GIVEN DATA:
+===+

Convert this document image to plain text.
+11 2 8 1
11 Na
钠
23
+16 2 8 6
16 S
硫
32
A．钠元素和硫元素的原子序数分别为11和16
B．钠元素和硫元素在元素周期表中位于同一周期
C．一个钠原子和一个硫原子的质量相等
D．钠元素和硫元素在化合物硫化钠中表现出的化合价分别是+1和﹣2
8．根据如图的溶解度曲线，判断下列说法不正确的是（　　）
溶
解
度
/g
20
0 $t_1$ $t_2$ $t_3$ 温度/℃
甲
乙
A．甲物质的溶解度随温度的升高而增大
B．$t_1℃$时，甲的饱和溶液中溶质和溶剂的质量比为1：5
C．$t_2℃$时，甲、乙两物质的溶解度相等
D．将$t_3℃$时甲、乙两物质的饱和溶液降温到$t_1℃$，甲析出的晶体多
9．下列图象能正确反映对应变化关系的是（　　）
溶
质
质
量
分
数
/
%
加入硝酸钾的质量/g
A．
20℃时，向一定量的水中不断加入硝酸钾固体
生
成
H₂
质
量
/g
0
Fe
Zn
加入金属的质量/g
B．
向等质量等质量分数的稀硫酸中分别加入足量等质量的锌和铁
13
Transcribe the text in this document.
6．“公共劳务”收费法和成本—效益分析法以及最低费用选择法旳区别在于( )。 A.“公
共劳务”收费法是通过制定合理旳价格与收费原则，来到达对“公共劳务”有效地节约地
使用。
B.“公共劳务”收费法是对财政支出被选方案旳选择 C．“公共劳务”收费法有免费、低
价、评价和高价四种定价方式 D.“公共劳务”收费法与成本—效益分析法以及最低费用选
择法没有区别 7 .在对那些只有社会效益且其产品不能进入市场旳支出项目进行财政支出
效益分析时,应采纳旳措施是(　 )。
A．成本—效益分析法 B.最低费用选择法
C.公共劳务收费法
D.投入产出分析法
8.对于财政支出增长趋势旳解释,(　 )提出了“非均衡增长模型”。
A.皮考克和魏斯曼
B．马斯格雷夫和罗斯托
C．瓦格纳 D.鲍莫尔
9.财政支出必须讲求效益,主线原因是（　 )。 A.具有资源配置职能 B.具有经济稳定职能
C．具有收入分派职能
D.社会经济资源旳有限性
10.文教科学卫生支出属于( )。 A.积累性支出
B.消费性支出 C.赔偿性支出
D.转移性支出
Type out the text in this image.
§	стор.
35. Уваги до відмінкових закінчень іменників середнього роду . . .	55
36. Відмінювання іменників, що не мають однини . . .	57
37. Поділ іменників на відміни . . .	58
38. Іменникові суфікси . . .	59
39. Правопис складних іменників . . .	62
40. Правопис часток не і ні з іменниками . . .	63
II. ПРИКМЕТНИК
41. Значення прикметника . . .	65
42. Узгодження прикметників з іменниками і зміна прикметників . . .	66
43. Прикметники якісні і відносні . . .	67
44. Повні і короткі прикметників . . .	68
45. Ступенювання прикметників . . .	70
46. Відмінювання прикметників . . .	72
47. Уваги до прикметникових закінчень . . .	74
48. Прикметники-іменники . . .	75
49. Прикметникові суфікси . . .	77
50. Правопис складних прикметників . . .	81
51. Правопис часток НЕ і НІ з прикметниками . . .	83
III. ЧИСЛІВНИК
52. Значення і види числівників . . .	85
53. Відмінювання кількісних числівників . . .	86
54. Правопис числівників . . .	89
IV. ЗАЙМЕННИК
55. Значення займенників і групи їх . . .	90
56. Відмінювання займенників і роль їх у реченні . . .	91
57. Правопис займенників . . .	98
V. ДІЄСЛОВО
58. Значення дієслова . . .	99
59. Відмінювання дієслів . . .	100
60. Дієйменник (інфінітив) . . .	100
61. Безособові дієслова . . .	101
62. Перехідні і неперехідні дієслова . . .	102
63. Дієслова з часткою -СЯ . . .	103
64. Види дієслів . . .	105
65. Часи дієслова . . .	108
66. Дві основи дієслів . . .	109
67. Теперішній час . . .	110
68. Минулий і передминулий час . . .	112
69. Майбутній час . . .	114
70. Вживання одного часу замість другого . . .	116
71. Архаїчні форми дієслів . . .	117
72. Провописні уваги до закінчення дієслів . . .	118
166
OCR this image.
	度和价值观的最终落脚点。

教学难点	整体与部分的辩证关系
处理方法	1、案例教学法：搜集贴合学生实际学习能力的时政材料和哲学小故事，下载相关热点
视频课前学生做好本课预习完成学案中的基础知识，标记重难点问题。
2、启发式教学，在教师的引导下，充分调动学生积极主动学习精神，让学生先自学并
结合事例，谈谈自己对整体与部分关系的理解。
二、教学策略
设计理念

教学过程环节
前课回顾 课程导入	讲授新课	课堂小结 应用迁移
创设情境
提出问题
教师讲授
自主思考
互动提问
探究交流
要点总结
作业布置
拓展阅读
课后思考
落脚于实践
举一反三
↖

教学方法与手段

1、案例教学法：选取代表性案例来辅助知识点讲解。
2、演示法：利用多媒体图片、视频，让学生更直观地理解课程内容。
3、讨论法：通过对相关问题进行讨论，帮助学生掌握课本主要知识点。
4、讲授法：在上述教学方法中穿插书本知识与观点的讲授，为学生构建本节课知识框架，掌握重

+===+

TASK OBJECTIVE: Reproduce every line from the entries that holds the word "часток".

ANSWER FOR THIS EXERCISE:
40. Правопис часток не і ні з іменниками . . .	63
51. Правопис часток НЕ і НІ з прикметниками . . .	83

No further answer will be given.